▶ **Page**:
Alex

Personal information
- Full name: Alex Lopes do Nasciment
- Date of birth: April 22, 1969 (age 56)
- Place of birth: Brazil
- Height: 1.78 m (5 ft 10 in)
- Position: Midfielder

Senior career*
- Years: Team / Apps / (Gls)
- 1997: Cerezo Osaka / 16 / (5)

= Alex (footballer, born 1969) =

Brazilian footballer

Alex Lopes do Nasciment (born April 22, 1969) is a former Brazilian football player.

==Playing career==
Alex joined Japanese J1 League club Cerezo Osaka with Claudinho in July 1997. On July 30, he debuted in J1 against Vissel Kobe. He played many matches, as midfielder and left the club end of 1997 season.

▶ **Task 1**:
From the footballer profile:
(a) What height is listed for Alex?
(b) Which team did he face in his J1 debut?
(c) Who joined Cerezo Osaka together with him?
▶ **Task 2**:
Reproduce the footballer profile word for word, starting at "Senior career*" and ending at "of 1997 season.".
Work only from what the footballer profile says.

▶ **Rows**:
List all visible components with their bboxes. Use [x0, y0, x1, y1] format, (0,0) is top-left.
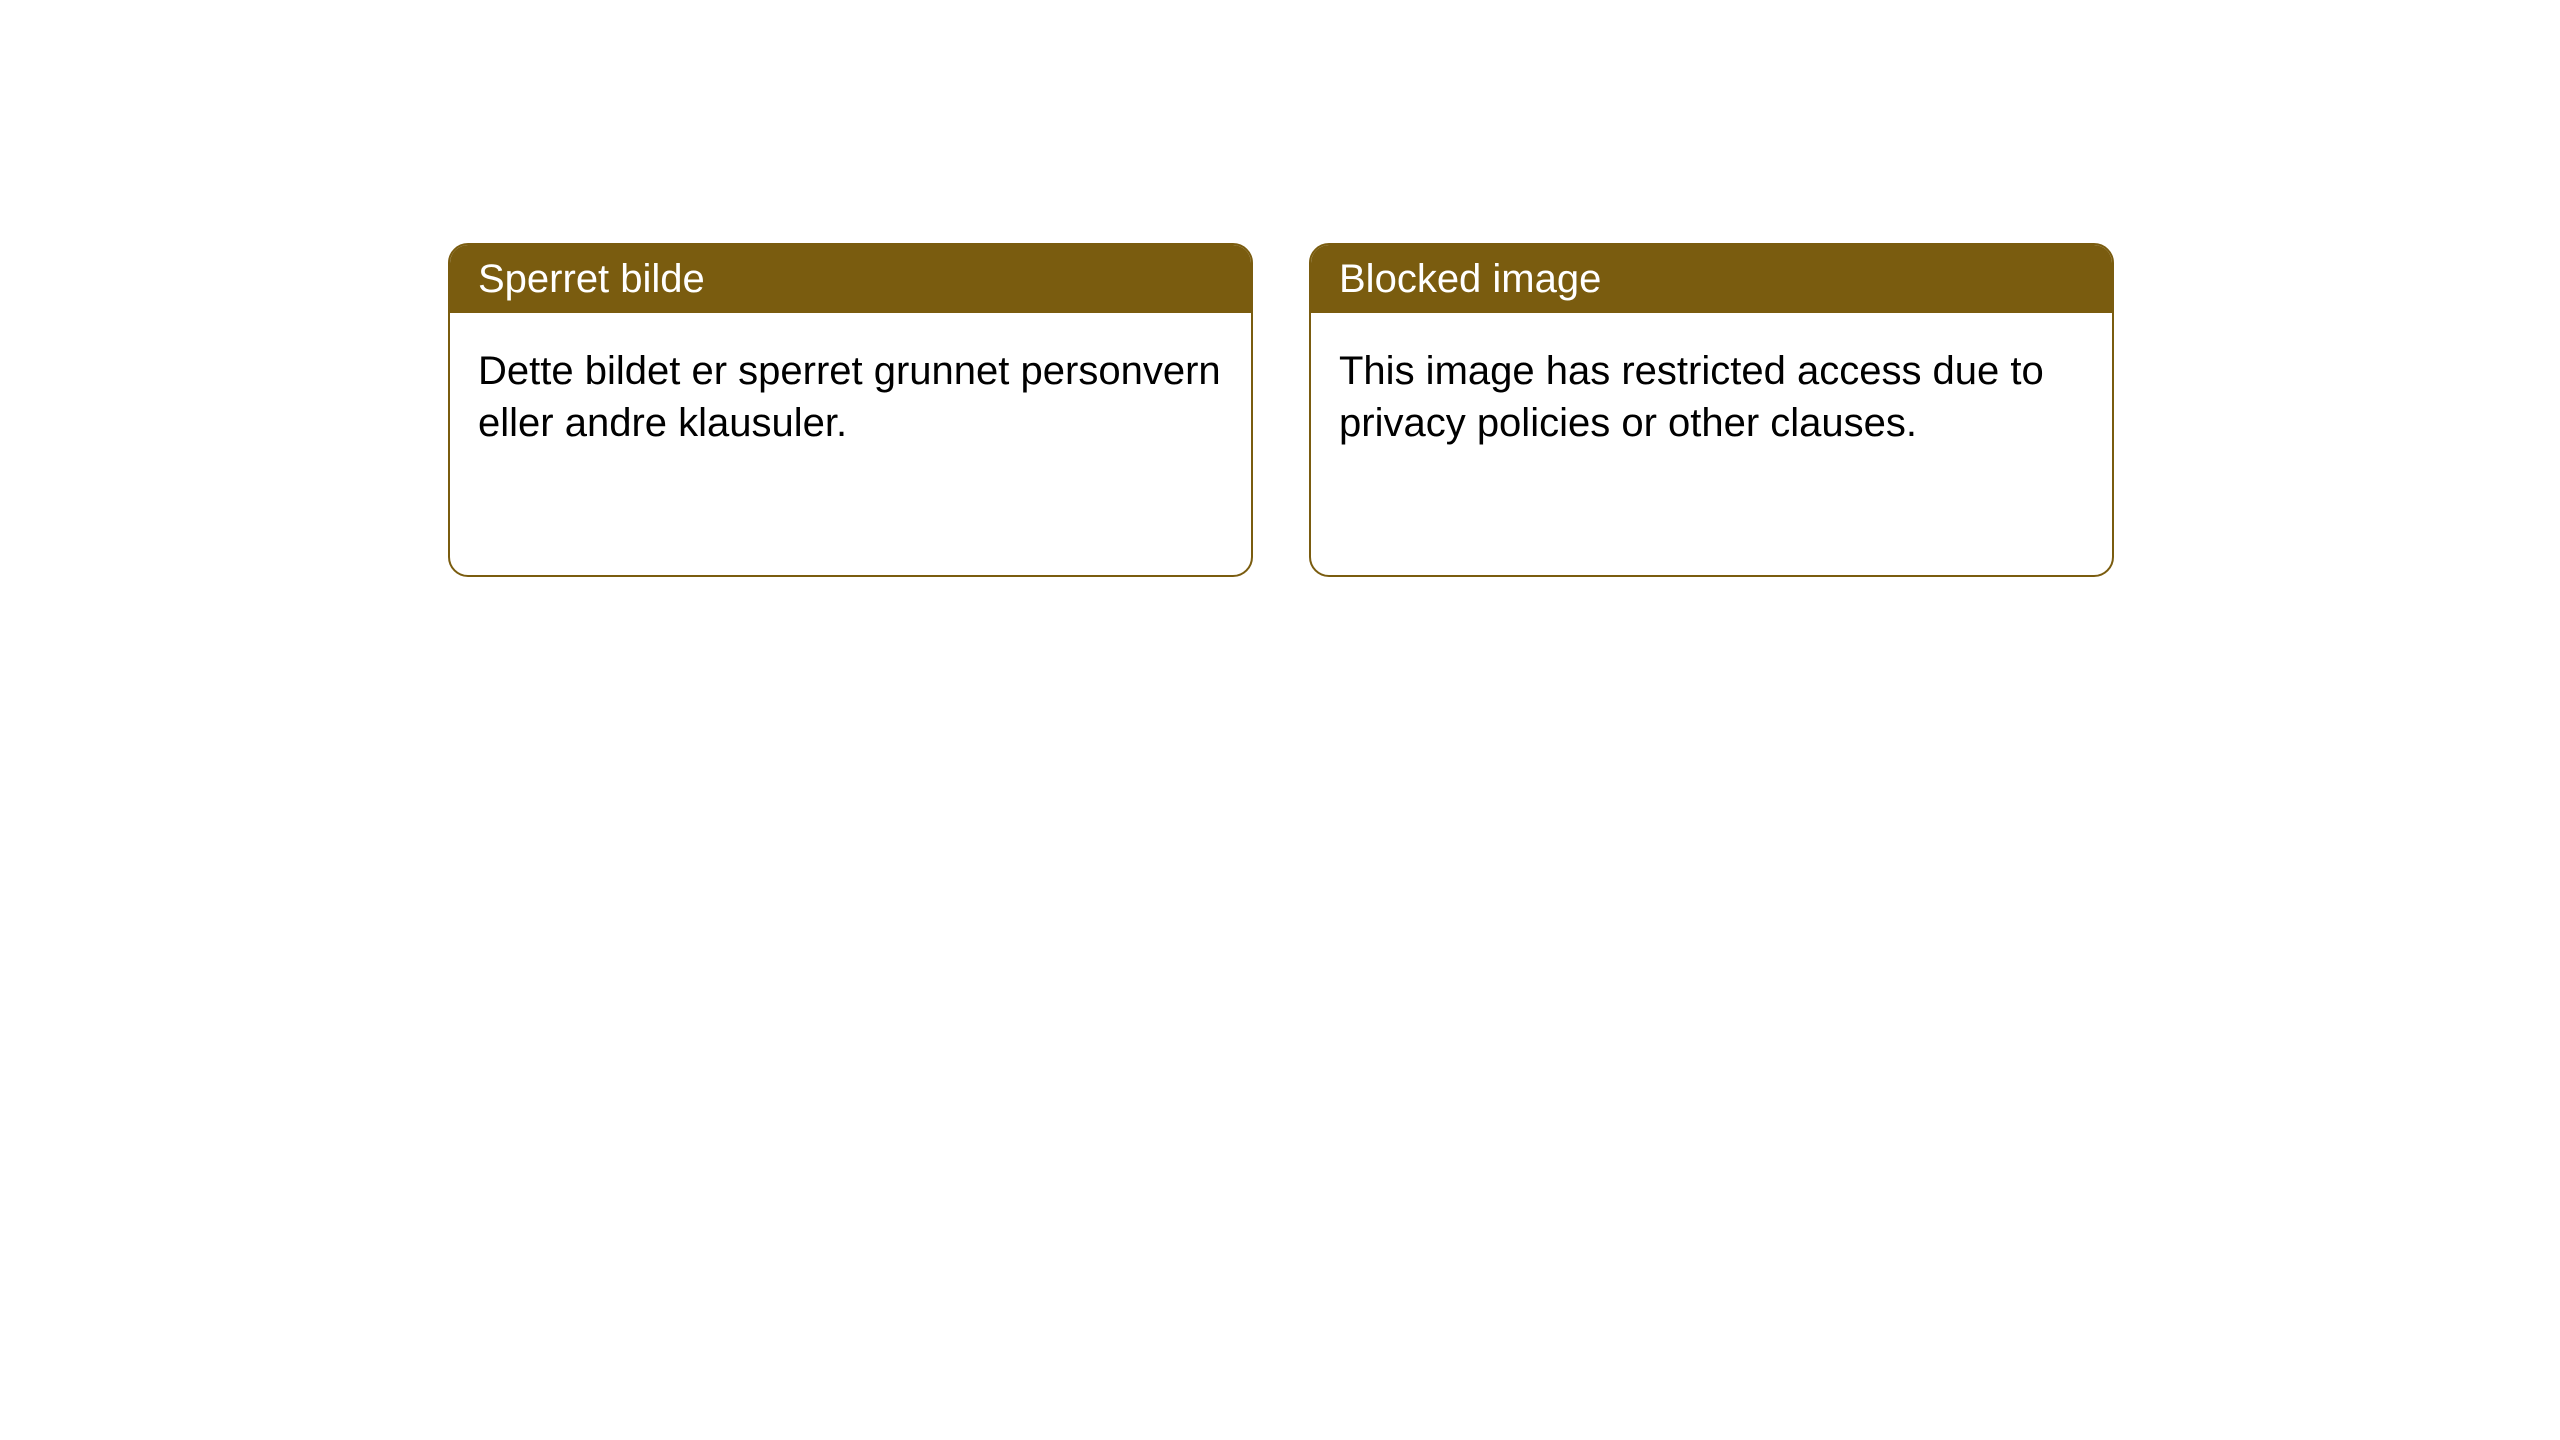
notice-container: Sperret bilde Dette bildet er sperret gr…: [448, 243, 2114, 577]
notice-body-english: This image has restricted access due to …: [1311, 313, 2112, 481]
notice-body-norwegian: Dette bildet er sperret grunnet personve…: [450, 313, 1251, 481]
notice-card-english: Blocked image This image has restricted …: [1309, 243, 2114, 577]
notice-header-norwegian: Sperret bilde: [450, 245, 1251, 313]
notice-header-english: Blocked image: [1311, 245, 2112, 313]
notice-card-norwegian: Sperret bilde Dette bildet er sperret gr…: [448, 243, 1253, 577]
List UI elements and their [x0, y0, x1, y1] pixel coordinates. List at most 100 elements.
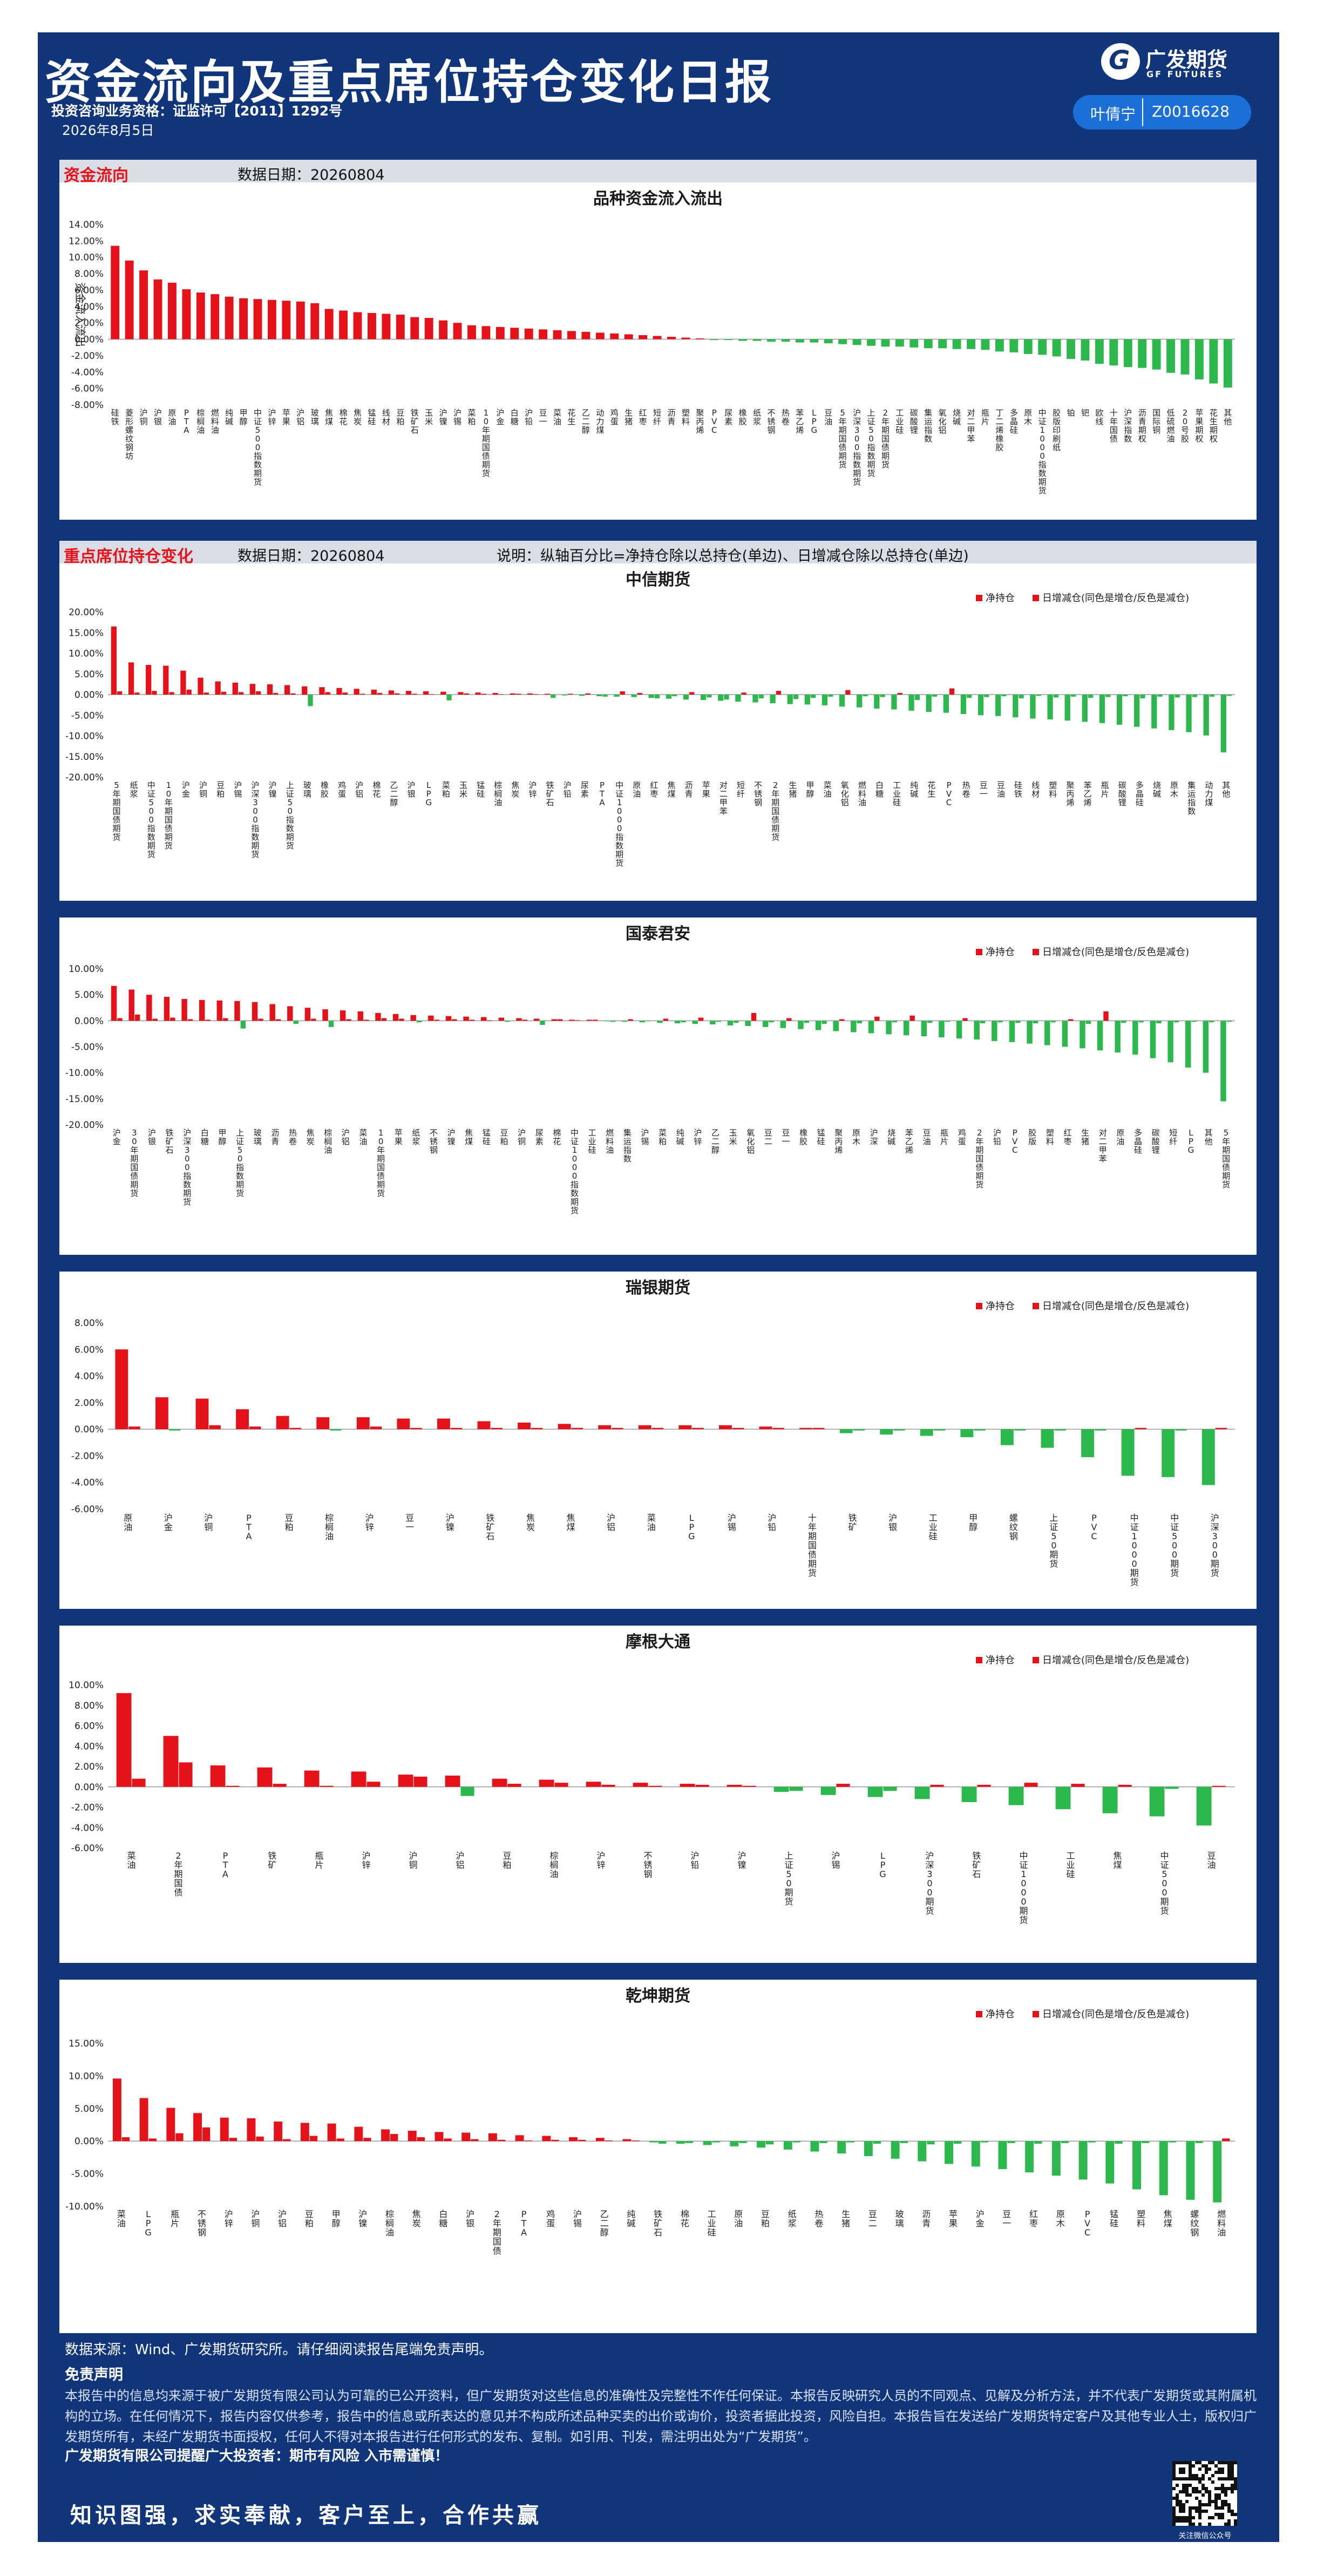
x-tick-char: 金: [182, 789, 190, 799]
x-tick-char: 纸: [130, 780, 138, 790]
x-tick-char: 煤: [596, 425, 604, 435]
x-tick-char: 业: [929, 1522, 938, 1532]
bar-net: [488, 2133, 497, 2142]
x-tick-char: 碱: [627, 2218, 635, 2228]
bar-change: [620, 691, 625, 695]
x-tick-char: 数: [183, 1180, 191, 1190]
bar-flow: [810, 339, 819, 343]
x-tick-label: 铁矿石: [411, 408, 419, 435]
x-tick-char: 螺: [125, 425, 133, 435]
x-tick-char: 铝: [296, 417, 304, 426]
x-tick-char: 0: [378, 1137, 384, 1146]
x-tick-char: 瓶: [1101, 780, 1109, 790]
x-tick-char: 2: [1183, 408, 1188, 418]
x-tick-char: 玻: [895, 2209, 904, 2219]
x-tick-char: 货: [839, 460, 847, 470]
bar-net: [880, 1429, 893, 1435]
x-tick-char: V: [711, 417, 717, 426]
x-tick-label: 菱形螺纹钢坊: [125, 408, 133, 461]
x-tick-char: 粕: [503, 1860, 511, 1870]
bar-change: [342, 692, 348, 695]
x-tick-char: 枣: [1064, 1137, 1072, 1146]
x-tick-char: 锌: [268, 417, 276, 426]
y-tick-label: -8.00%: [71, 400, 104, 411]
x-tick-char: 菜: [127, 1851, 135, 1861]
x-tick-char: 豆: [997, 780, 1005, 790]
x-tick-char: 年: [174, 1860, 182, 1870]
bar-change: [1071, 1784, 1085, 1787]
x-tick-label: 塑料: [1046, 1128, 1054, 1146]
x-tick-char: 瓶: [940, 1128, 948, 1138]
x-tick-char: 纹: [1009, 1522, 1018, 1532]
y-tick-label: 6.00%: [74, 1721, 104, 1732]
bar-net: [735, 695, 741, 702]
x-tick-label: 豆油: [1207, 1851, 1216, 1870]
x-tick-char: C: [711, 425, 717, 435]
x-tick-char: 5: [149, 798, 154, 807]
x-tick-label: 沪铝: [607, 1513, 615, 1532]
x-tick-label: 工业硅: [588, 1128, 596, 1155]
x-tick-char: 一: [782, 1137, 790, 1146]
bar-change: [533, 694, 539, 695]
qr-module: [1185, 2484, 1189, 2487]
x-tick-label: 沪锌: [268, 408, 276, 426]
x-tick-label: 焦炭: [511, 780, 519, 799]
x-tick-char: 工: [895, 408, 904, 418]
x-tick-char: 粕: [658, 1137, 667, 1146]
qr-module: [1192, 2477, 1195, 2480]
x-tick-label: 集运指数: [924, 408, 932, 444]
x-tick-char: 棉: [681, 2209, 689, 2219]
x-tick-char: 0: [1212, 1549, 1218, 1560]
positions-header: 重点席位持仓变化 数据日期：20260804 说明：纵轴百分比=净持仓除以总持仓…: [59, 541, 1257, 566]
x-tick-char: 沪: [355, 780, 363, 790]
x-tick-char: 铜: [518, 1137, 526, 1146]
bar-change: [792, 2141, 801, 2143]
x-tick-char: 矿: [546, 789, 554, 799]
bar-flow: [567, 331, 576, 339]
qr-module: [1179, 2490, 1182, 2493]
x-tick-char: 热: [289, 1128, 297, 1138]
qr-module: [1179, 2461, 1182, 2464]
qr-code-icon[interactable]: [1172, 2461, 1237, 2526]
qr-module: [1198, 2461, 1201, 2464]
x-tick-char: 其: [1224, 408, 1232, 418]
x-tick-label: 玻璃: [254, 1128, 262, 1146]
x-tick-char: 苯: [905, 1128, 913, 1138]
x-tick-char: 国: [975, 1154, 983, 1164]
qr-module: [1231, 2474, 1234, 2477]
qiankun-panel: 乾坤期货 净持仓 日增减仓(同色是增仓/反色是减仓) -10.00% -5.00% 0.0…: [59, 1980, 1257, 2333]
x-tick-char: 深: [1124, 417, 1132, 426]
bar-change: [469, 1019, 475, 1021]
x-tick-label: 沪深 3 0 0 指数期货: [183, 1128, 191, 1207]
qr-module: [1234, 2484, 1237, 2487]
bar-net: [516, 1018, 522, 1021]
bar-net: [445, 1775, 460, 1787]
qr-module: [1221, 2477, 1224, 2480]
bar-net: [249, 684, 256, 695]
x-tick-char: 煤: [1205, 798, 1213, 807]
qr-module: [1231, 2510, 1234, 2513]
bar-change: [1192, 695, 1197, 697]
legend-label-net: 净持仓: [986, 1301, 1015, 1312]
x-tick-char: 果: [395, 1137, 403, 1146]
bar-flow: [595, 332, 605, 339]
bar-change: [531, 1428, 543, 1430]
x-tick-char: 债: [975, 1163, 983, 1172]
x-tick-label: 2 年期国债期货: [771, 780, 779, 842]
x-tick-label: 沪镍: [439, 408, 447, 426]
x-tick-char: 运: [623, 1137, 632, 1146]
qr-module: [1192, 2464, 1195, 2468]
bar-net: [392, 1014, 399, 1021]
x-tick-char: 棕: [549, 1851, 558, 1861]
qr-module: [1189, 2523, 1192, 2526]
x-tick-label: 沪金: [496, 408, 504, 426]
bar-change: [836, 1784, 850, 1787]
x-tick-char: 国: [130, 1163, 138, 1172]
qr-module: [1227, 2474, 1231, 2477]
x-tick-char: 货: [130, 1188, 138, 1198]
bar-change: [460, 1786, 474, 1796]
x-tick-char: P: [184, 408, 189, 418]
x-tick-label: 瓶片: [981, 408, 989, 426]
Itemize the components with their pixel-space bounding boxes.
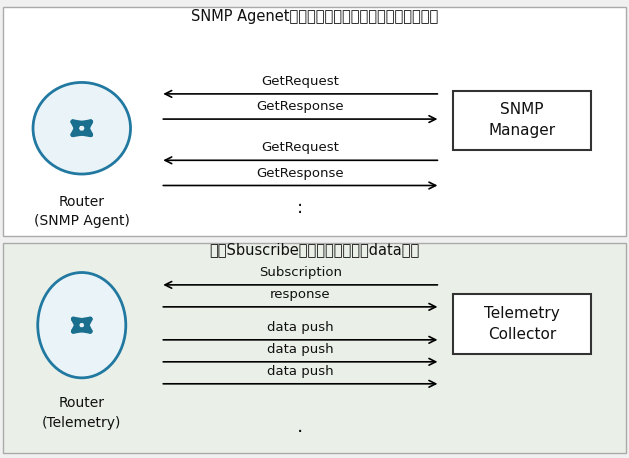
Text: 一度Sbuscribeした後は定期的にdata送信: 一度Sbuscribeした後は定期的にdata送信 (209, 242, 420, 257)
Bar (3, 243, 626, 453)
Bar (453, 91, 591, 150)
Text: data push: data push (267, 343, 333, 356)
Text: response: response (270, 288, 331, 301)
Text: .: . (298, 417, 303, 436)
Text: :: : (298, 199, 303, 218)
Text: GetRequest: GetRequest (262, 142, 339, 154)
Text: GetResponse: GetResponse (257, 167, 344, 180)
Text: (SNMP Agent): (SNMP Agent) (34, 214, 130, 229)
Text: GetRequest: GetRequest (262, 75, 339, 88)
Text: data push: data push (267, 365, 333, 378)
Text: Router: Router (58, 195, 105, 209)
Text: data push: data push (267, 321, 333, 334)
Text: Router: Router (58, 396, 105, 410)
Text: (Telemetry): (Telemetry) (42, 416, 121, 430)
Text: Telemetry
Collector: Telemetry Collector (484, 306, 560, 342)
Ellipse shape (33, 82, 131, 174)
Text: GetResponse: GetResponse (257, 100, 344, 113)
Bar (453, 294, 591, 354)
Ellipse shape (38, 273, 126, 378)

▶ **Exercise response 1**:
(a) 1.78 m (5 ft 10 in)
(b) Vissel Kobe
(c) Claudinho

▶ **Exercise response 2**:
Senior career*
- Years: Team / Apps / (Gls)
- 1997: Cerezo Osaka / 16 / (5)

= Alex (footballer, born 1969) =

Brazilian footballer

Alex Lopes do Nasciment (born April 22, 1969) is a former Brazilian football player.

==Playing career==
Alex joined Japanese J1 League club Cerezo Osaka with Claudinho in July 1997. On July 30, he debuted in J1 against Vissel Kobe. He played many matches, as midfielder and left the club end of 1997 season.